> Exercise objective:
Going through the material below, please gather all lines with the word "subjects" in them.

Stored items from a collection
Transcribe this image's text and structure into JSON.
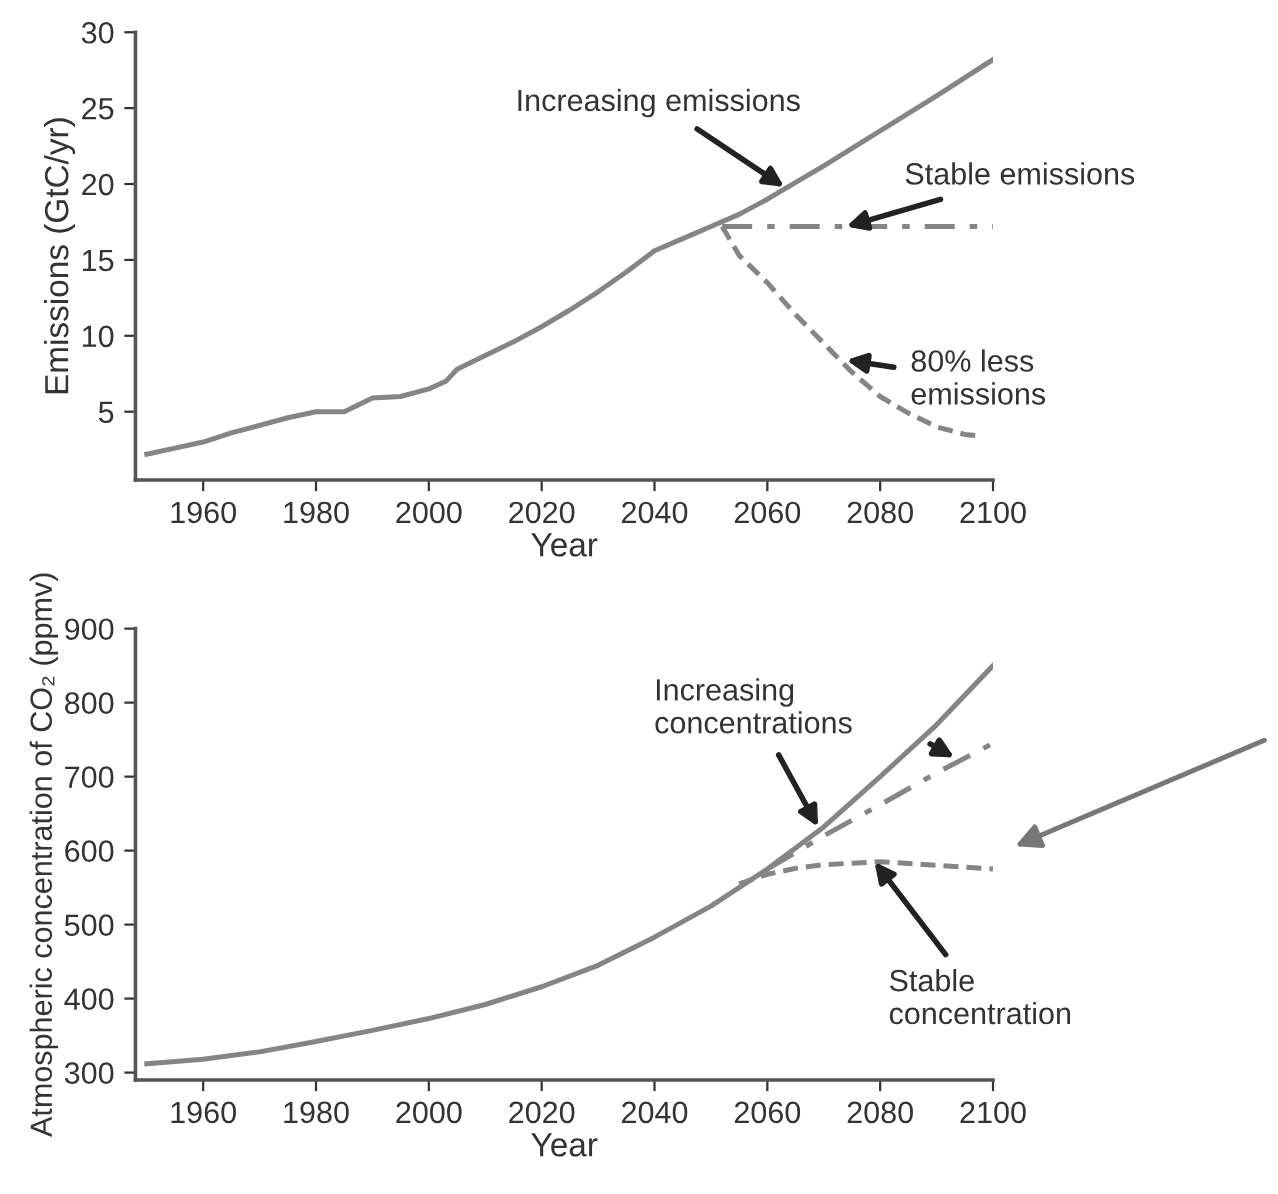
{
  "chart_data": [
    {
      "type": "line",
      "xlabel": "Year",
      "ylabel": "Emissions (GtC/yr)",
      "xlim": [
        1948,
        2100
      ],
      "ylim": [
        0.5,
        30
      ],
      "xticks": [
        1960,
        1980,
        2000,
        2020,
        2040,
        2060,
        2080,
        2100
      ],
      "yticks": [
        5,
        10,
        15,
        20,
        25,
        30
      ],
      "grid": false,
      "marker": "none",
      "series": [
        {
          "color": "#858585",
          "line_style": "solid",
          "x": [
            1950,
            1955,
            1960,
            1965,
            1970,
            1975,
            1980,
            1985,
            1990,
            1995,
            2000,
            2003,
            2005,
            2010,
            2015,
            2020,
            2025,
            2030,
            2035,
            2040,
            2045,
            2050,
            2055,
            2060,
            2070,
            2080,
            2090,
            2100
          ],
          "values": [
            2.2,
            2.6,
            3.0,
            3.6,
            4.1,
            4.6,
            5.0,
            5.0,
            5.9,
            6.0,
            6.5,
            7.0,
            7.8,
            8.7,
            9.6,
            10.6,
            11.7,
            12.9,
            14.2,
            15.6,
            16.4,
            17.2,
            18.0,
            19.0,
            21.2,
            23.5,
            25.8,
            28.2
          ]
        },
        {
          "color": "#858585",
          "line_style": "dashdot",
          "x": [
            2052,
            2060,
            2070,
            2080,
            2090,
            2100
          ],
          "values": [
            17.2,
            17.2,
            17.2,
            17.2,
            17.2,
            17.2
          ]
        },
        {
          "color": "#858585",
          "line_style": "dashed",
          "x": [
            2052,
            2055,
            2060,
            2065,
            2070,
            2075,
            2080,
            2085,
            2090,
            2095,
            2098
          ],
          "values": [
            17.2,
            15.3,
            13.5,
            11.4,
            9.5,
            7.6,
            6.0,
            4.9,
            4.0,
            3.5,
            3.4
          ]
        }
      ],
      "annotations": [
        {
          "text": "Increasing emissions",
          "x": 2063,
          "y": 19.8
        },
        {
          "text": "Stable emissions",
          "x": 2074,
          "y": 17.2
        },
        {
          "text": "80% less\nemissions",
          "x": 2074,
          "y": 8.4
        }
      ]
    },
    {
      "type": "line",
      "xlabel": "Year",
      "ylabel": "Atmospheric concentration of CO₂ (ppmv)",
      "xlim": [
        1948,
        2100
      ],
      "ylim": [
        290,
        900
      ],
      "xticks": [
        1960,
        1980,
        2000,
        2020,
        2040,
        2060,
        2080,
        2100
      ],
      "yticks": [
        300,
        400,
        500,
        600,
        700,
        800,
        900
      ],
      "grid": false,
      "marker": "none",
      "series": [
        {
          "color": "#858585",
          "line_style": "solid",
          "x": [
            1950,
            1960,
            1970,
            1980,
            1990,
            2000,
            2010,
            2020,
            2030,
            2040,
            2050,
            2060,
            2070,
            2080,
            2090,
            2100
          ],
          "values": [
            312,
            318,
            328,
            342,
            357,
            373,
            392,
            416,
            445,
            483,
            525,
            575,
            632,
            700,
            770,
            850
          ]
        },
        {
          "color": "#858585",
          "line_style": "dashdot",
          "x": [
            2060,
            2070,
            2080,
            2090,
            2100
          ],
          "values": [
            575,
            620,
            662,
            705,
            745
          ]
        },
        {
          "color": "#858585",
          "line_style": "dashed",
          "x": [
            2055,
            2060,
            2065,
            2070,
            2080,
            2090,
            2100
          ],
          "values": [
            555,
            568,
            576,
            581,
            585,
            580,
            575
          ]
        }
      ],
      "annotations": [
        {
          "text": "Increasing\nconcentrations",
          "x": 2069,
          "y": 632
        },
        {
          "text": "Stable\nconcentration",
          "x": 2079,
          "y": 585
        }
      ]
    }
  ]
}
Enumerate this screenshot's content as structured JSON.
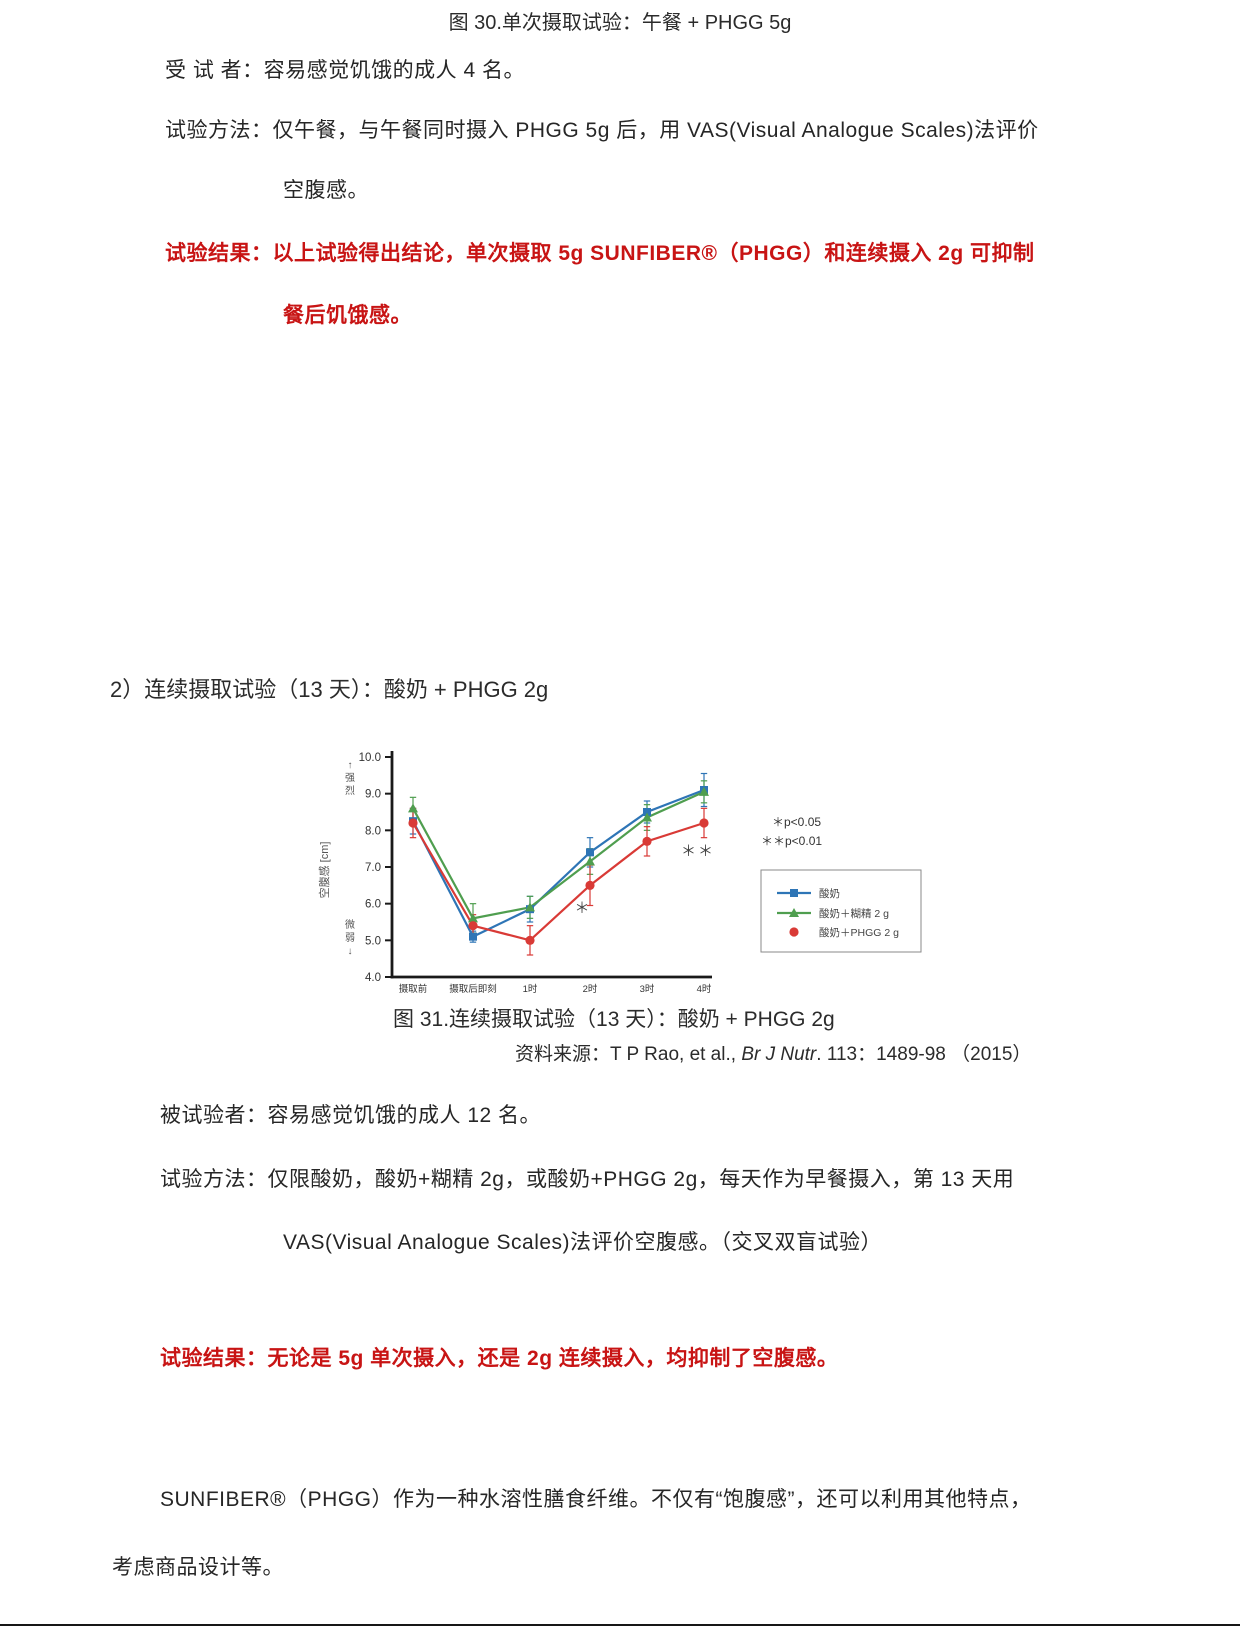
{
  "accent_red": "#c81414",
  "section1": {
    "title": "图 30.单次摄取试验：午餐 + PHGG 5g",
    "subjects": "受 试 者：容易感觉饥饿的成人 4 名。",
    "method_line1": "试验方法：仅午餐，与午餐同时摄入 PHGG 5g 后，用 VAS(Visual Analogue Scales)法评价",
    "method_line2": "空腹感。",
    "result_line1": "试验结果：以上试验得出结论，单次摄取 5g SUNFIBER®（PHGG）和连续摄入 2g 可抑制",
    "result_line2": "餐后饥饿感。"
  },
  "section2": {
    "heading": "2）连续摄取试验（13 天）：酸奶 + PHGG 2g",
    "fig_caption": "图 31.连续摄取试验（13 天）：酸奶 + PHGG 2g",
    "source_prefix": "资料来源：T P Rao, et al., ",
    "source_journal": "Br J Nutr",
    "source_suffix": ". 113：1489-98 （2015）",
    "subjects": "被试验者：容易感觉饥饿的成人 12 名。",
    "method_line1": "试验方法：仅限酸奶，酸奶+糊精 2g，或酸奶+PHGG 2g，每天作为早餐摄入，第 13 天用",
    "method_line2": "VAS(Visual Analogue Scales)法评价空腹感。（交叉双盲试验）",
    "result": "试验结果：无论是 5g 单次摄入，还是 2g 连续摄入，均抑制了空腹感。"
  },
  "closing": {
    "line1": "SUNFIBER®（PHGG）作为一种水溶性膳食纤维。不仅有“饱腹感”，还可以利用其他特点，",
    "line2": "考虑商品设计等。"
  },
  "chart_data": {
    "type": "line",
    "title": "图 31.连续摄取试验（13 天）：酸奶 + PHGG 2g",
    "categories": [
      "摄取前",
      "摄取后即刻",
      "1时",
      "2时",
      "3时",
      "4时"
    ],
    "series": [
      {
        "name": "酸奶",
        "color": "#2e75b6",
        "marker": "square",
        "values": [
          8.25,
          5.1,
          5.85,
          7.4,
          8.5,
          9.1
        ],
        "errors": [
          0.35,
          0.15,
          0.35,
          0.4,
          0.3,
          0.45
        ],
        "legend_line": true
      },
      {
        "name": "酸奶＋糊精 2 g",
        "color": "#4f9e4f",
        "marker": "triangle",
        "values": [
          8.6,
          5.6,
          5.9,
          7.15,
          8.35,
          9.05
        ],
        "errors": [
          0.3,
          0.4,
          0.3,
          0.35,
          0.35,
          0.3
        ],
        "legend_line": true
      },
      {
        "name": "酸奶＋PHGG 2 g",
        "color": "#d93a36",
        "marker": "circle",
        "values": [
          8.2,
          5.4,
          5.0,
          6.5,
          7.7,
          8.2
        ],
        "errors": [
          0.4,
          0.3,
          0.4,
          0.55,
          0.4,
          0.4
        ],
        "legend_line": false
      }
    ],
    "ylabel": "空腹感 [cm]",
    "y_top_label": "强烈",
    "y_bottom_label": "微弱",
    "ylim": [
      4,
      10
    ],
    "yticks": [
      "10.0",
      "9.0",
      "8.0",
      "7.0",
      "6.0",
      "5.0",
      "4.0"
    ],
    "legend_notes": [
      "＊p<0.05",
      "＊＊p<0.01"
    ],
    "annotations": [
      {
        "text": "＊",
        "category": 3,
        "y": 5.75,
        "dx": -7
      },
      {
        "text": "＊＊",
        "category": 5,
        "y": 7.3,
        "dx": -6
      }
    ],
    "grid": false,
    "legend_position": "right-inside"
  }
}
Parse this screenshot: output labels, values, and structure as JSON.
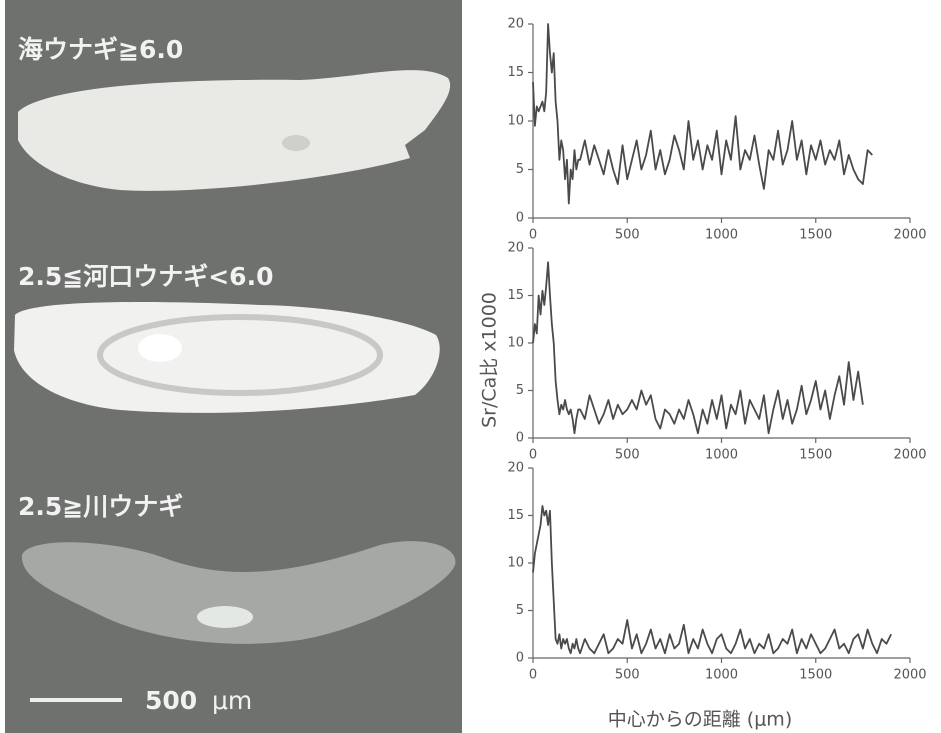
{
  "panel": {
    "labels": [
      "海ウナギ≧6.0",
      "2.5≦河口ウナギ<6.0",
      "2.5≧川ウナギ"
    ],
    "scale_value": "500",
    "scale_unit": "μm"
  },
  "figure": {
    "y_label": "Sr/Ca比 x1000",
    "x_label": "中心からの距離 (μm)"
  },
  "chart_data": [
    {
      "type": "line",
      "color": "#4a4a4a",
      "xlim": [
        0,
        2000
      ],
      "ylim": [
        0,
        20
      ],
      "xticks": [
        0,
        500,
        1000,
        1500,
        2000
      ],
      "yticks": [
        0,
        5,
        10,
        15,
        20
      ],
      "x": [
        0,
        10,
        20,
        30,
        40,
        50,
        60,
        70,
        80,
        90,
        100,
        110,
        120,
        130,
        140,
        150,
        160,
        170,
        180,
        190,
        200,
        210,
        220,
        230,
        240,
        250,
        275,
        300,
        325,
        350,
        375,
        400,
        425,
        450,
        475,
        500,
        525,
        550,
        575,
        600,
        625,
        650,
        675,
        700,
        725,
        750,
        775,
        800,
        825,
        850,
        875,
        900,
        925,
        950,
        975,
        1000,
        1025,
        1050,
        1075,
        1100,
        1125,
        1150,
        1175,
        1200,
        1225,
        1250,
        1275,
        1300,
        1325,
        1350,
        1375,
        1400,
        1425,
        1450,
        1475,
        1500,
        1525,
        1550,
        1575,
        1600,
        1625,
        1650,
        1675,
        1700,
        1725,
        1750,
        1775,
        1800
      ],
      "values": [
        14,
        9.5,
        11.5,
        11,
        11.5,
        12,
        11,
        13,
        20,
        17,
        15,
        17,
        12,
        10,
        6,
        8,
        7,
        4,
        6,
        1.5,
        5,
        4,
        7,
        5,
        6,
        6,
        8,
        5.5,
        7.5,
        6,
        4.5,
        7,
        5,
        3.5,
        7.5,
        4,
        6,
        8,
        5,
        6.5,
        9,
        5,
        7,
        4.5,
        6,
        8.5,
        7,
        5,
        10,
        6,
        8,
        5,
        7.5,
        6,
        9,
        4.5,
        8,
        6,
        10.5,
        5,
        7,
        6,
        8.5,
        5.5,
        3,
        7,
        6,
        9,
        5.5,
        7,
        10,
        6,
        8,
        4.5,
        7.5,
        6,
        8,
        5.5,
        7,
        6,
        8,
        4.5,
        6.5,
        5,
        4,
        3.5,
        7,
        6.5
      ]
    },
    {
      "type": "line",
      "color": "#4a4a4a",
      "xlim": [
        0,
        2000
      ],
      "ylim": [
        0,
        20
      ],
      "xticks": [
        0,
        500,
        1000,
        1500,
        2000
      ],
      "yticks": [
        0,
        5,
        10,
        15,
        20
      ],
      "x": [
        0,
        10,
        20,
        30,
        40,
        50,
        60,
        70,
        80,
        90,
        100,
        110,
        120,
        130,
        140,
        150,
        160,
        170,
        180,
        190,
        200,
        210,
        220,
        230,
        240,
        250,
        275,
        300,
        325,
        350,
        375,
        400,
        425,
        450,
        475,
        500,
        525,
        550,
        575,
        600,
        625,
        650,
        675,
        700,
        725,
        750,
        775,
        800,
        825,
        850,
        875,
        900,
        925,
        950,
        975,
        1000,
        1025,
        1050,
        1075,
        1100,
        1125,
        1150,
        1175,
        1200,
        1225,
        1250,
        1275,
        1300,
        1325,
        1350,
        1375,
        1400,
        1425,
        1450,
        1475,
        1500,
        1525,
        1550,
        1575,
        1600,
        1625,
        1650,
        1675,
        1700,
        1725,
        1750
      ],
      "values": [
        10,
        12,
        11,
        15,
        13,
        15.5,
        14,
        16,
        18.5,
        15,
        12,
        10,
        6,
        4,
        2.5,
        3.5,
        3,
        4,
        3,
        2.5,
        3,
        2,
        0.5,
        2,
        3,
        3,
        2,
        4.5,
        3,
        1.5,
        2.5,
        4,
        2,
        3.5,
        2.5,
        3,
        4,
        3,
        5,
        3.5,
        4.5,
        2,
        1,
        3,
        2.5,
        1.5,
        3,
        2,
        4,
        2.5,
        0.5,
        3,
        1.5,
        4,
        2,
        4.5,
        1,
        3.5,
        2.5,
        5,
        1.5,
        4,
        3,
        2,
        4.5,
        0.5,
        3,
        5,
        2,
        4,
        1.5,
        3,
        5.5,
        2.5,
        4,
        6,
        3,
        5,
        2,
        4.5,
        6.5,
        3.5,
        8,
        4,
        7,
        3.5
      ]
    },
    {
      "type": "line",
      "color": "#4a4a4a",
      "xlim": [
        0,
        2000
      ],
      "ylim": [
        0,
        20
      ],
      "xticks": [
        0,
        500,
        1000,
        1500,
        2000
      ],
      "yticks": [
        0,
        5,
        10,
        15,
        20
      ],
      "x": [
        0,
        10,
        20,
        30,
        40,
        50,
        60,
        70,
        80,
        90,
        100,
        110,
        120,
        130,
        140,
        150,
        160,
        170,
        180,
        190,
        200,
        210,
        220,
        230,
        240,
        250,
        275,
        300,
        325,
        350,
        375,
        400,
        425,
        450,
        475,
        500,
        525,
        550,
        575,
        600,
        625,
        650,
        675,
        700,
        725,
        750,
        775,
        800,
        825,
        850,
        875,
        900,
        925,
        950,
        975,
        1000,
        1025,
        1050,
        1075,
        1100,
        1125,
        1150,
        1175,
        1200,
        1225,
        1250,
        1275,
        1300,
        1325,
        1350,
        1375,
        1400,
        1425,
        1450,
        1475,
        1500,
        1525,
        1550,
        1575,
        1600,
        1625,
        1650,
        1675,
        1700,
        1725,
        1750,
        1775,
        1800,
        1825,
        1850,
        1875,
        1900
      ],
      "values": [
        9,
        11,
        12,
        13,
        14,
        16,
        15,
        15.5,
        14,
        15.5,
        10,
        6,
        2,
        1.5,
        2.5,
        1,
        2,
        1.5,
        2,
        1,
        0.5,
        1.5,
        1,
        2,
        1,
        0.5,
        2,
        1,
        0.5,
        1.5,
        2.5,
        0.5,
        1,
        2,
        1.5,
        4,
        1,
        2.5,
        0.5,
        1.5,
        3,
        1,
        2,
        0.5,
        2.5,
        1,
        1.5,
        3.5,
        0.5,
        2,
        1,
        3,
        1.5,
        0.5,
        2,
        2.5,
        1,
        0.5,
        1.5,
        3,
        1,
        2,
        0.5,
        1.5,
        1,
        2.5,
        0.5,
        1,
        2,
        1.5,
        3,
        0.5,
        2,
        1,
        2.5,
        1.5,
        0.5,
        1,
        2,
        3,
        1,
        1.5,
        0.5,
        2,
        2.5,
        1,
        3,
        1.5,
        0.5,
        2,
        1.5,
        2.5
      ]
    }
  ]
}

> Written response:
    "subjects": "受 试 者：容易感觉饥饿的成人 4 名。",
    "subjects": "被试验者：容易感觉饥饿的成人 12 名。",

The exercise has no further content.